Please gather every line in the records that contains the word "Measurement", treating uppercase and lowercase as different.

- **TASK INPUT**:
= = =

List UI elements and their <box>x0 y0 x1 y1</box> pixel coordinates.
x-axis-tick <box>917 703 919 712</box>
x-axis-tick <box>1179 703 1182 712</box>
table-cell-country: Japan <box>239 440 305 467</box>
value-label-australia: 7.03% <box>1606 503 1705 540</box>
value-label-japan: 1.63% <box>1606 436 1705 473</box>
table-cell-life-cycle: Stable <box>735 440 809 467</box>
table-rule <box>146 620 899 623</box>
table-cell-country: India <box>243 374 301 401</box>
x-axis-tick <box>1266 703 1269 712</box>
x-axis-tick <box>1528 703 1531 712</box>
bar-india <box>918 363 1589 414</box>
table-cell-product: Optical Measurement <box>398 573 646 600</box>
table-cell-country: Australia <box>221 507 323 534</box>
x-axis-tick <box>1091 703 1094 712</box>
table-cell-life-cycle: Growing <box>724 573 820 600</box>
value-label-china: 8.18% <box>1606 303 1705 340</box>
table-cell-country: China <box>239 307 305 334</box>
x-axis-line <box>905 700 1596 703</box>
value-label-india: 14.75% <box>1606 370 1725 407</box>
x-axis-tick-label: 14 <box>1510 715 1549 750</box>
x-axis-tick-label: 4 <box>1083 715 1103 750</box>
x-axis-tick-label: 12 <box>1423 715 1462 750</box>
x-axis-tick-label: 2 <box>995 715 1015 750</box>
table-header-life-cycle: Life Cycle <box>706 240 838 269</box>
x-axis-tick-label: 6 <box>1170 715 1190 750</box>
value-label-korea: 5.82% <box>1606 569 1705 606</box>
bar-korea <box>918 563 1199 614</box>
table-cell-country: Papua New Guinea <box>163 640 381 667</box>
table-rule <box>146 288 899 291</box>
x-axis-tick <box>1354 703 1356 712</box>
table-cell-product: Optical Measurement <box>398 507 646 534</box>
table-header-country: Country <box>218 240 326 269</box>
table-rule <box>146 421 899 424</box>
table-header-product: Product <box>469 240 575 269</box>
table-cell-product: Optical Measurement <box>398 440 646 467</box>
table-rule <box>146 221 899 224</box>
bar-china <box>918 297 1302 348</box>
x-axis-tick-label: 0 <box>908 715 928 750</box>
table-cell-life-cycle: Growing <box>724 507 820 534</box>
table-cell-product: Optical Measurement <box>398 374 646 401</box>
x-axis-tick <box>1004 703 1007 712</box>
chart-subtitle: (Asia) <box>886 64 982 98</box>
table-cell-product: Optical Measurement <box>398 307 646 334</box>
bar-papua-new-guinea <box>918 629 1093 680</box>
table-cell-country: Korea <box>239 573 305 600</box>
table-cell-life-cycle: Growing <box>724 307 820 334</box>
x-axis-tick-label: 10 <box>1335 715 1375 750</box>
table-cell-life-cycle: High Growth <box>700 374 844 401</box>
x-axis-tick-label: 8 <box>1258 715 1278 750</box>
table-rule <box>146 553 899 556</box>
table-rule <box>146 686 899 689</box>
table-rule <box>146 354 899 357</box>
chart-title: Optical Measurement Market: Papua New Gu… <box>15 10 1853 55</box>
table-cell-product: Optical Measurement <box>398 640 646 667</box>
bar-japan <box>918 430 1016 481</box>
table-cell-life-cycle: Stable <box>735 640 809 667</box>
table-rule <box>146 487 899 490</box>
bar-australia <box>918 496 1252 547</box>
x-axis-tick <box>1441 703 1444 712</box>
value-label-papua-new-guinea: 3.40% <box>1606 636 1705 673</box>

= = =

- **CORRECT OUTPUT**:
table-cell-product: Optical Measurement <box>398 573 646 600</box>
table-cell-product: Optical Measurement <box>398 507 646 534</box>
table-cell-product: Optical Measurement <box>398 440 646 467</box>
table-cell-product: Optical Measurement <box>398 374 646 401</box>
table-cell-product: Optical Measurement <box>398 307 646 334</box>
chart-title: Optical Measurement Market: Papua New Gu… <box>15 10 1853 55</box>
table-cell-product: Optical Measurement <box>398 640 646 667</box>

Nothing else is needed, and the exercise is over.